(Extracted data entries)

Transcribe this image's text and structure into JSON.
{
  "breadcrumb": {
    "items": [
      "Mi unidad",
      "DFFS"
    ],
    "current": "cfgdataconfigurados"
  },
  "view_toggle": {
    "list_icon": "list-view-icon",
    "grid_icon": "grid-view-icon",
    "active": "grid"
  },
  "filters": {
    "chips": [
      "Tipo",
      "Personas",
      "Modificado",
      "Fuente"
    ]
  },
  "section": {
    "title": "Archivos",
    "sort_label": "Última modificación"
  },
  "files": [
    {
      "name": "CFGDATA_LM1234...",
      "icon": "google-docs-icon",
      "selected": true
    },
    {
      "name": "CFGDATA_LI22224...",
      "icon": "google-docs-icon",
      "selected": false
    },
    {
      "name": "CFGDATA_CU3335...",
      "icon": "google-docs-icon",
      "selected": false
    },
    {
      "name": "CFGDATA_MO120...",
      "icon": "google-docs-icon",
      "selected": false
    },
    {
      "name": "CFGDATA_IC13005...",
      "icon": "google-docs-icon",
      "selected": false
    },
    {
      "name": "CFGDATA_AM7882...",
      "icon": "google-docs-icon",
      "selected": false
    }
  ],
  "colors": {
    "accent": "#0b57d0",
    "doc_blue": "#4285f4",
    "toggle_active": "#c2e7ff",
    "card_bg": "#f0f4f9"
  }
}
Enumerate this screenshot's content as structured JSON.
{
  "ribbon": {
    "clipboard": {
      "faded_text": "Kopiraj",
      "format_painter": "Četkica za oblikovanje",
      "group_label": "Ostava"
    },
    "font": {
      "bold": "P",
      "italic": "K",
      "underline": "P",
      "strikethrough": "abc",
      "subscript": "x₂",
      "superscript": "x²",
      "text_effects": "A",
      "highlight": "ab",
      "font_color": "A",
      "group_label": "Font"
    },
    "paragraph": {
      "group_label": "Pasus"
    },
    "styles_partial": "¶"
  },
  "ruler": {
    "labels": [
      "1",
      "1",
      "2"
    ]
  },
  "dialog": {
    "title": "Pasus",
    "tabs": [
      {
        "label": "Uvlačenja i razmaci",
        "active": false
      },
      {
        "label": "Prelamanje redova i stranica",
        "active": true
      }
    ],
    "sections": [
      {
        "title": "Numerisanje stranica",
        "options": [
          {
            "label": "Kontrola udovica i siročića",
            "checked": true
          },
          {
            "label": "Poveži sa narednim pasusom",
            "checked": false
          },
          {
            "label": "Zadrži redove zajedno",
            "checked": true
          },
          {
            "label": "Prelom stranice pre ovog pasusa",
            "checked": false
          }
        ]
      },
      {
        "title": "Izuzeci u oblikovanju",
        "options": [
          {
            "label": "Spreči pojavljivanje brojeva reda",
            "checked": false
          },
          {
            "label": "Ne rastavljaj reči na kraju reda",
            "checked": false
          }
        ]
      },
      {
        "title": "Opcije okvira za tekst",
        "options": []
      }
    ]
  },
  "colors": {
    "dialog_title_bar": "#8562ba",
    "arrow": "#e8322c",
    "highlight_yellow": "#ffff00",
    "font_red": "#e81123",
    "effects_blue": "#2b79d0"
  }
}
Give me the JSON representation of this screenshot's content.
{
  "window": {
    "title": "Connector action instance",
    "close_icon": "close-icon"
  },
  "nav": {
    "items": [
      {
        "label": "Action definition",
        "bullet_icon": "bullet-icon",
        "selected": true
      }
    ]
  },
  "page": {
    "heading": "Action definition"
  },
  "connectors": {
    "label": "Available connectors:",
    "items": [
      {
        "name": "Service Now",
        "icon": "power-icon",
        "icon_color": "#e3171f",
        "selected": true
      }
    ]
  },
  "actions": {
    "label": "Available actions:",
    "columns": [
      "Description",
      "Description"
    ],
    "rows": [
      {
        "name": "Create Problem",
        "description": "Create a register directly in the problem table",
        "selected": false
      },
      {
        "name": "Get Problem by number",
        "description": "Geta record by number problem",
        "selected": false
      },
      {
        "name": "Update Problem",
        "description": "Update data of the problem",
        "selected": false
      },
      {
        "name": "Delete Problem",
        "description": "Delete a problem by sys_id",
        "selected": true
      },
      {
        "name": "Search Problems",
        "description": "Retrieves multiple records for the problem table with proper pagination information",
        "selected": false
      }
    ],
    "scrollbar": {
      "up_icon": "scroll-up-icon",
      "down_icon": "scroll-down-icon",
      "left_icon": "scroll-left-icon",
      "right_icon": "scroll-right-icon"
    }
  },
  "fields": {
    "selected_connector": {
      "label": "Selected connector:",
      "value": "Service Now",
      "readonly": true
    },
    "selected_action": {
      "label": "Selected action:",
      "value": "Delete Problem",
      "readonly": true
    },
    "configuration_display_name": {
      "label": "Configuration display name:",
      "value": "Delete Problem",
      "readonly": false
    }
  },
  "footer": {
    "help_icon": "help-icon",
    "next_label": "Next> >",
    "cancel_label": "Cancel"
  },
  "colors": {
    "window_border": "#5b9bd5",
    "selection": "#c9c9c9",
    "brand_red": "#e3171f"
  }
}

** Exercise goal **
Look through the material above and work out how many of its lines contain "table". State the number only.

** Written response **
2